§ **GOAL**
Repeat every line exactly, keeping the pictures out of the copy.

Collection entries:
↓↓↓

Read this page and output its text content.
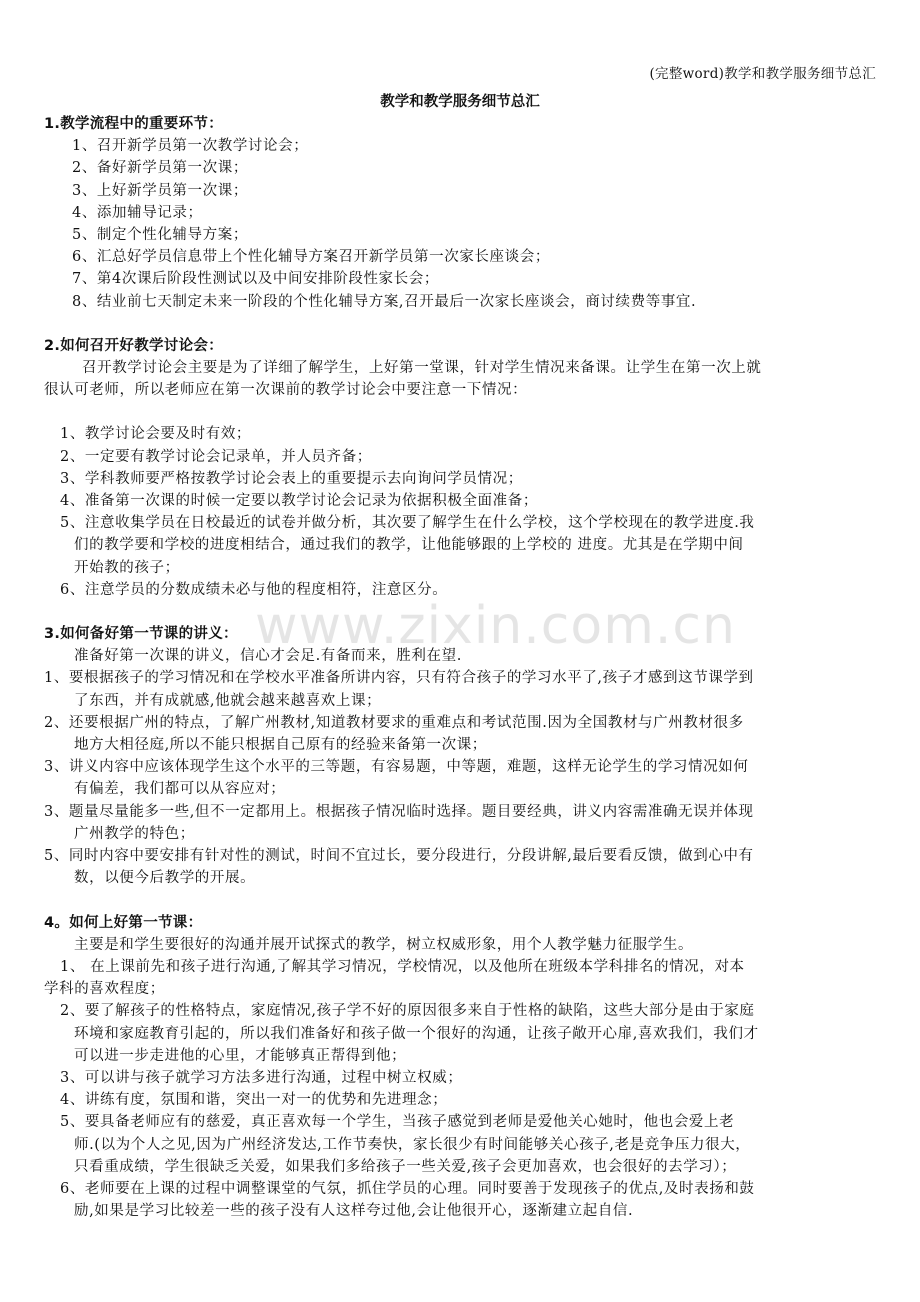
(完整word)教学和教学服务细节总汇
教学和教学服务细节总汇
1.教学流程中的重要环节：
1、召开新学员第一次教学讨论会；
2、备好新学员第一次课；
3、上好新学员第一次课；
4、添加辅导记录；
5、制定个性化辅导方案；
6、汇总好学员信息带上个性化辅导方案召开新学员第一次家长座谈会；
7、第4次课后阶段性测试以及中间安排阶段性家长会；
8、结业前七天制定未来一阶段的个性化辅导方案,召开最后一次家长座谈会，商讨续费等事宜.
2.如何召开好教学讨论会：
召开教学讨论会主要是为了详细了解学生，上好第一堂课，针对学生情况来备课。让学生在第一次上就
很认可老师，所以老师应在第一次课前的教学讨论会中要注意一下情况：
1、教学讨论会要及时有效；
2、一定要有教学讨论会记录单，并人员齐备；
3、学科教师要严格按教学讨论会表上的重要提示去向询问学员情况；
4、准备第一次课的时候一定要以教学讨论会记录为依据积极全面准备；
5、注意收集学员在日校最近的试卷并做分析，其次要了解学生在什么学校，这个学校现在的教学进度.我
们的教学要和学校的进度相结合，通过我们的教学，让他能够跟的上学校的 进度。尤其是在学期中间
开始教的孩子；
6、注意学员的分数成绩未必与他的程度相符，注意区分。
3.如何备好第一节课的讲义：
准备好第一次课的讲义，信心才会足.有备而来，胜利在望.
1、要根据孩子的学习情况和在学校水平准备所讲内容，只有符合孩子的学习水平了,孩子才感到这节课学到
了东西，并有成就感,他就会越来越喜欢上课；
2、还要根据广州的特点，了解广州教材,知道教材要求的重难点和考试范围.因为全国教材与广州教材很多
地方大相径庭,所以不能只根据自己原有的经验来备第一次课；
3、讲义内容中应该体现学生这个水平的三等题，有容易题，中等题，难题，这样无论学生的学习情况如何
有偏差，我们都可以从容应对；
3、题量尽量能多一些,但不一定都用上。根据孩子情况临时选择。题目要经典，讲义内容需准确无误并体现
广州教学的特色；
5、同时内容中要安排有针对性的测试，时间不宜过长，要分段进行，分段讲解,最后要看反馈，做到心中有
数，以便今后教学的开展。
4。如何上好第一节课：
主要是和学生要很好的沟通并展开试探式的教学，树立权威形象，用个人教学魅力征服学生。
1、 在上课前先和孩子进行沟通,了解其学习情况，学校情况，以及他所在班级本学科排名的情况，对本
学科的喜欢程度；
2、要了解孩子的性格特点，家庭情况,孩子学不好的原因很多来自于性格的缺陷，这些大部分是由于家庭
环境和家庭教育引起的，所以我们准备好和孩子做一个很好的沟通，让孩子敞开心扉,喜欢我们，我们才
可以进一步走进他的心里，才能够真正帮得到他；
3、可以讲与孩子就学习方法多进行沟通，过程中树立权威；
4、讲练有度，氛围和谐，突出一对一的优势和先进理念；
5、要具备老师应有的慈爱，真正喜欢每一个学生，当孩子感觉到老师是爱他关心她时，他也会爱上老
师.(以为个人之见,因为广州经济发达,工作节奏快，家长很少有时间能够关心孩子,老是竞争压力很大，
只看重成绩，学生很缺乏关爱，如果我们多给孩子一些关爱,孩子会更加喜欢，也会很好的去学习）；
6、老师要在上课的过程中调整课堂的气氛，抓住学员的心理。同时要善于发现孩子的优点,及时表扬和鼓
励,如果是学习比较差一些的孩子没有人这样夸过他,会让他很开心，逐渐建立起自信.
www.zixin.com.cn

↑↑↑

§ **OUTPUT**
Read this page and output its text content.
(完整word)教学和教学服务细节总汇
教学和教学服务细节总汇
1.教学流程中的重要环节：
1、召开新学员第一次教学讨论会；
2、备好新学员第一次课；
3、上好新学员第一次课；
4、添加辅导记录；
5、制定个性化辅导方案；
6、汇总好学员信息带上个性化辅导方案召开新学员第一次家长座谈会；
7、第4次课后阶段性测试以及中间安排阶段性家长会；
8、结业前七天制定未来一阶段的个性化辅导方案,召开最后一次家长座谈会，商讨续费等事宜.
2.如何召开好教学讨论会：
召开教学讨论会主要是为了详细了解学生，上好第一堂课，针对学生情况来备课。让学生在第一次上就
很认可老师，所以老师应在第一次课前的教学讨论会中要注意一下情况：
1、教学讨论会要及时有效；
2、一定要有教学讨论会记录单，并人员齐备；
3、学科教师要严格按教学讨论会表上的重要提示去向询问学员情况；
4、准备第一次课的时候一定要以教学讨论会记录为依据积极全面准备；
5、注意收集学员在日校最近的试卷并做分析，其次要了解学生在什么学校，这个学校现在的教学进度.我
们的教学要和学校的进度相结合，通过我们的教学，让他能够跟的上学校的 进度。尤其是在学期中间
开始教的孩子；
6、注意学员的分数成绩未必与他的程度相符，注意区分。
3.如何备好第一节课的讲义：
准备好第一次课的讲义，信心才会足.有备而来，胜利在望.
1、要根据孩子的学习情况和在学校水平准备所讲内容，只有符合孩子的学习水平了,孩子才感到这节课学到
了东西，并有成就感,他就会越来越喜欢上课；
2、还要根据广州的特点，了解广州教材,知道教材要求的重难点和考试范围.因为全国教材与广州教材很多
地方大相径庭,所以不能只根据自己原有的经验来备第一次课；
3、讲义内容中应该体现学生这个水平的三等题，有容易题，中等题，难题，这样无论学生的学习情况如何
有偏差，我们都可以从容应对；
3、题量尽量能多一些,但不一定都用上。根据孩子情况临时选择。题目要经典，讲义内容需准确无误并体现
广州教学的特色；
5、同时内容中要安排有针对性的测试，时间不宜过长，要分段进行，分段讲解,最后要看反馈，做到心中有
数，以便今后教学的开展。
4。如何上好第一节课：
主要是和学生要很好的沟通并展开试探式的教学，树立权威形象，用个人教学魅力征服学生。
1、 在上课前先和孩子进行沟通,了解其学习情况，学校情况，以及他所在班级本学科排名的情况，对本
学科的喜欢程度；
2、要了解孩子的性格特点，家庭情况,孩子学不好的原因很多来自于性格的缺陷，这些大部分是由于家庭
环境和家庭教育引起的，所以我们准备好和孩子做一个很好的沟通，让孩子敞开心扉,喜欢我们，我们才
可以进一步走进他的心里，才能够真正帮得到他；
3、可以讲与孩子就学习方法多进行沟通，过程中树立权威；
4、讲练有度，氛围和谐，突出一对一的优势和先进理念；
5、要具备老师应有的慈爱，真正喜欢每一个学生，当孩子感觉到老师是爱他关心她时，他也会爱上老
师.(以为个人之见,因为广州经济发达,工作节奏快，家长很少有时间能够关心孩子,老是竞争压力很大，
只看重成绩，学生很缺乏关爱，如果我们多给孩子一些关爱,孩子会更加喜欢，也会很好的去学习）；
6、老师要在上课的过程中调整课堂的气氛，抓住学员的心理。同时要善于发现孩子的优点,及时表扬和鼓
励,如果是学习比较差一些的孩子没有人这样夸过他,会让他很开心，逐渐建立起自信.
www.zixin.com.cn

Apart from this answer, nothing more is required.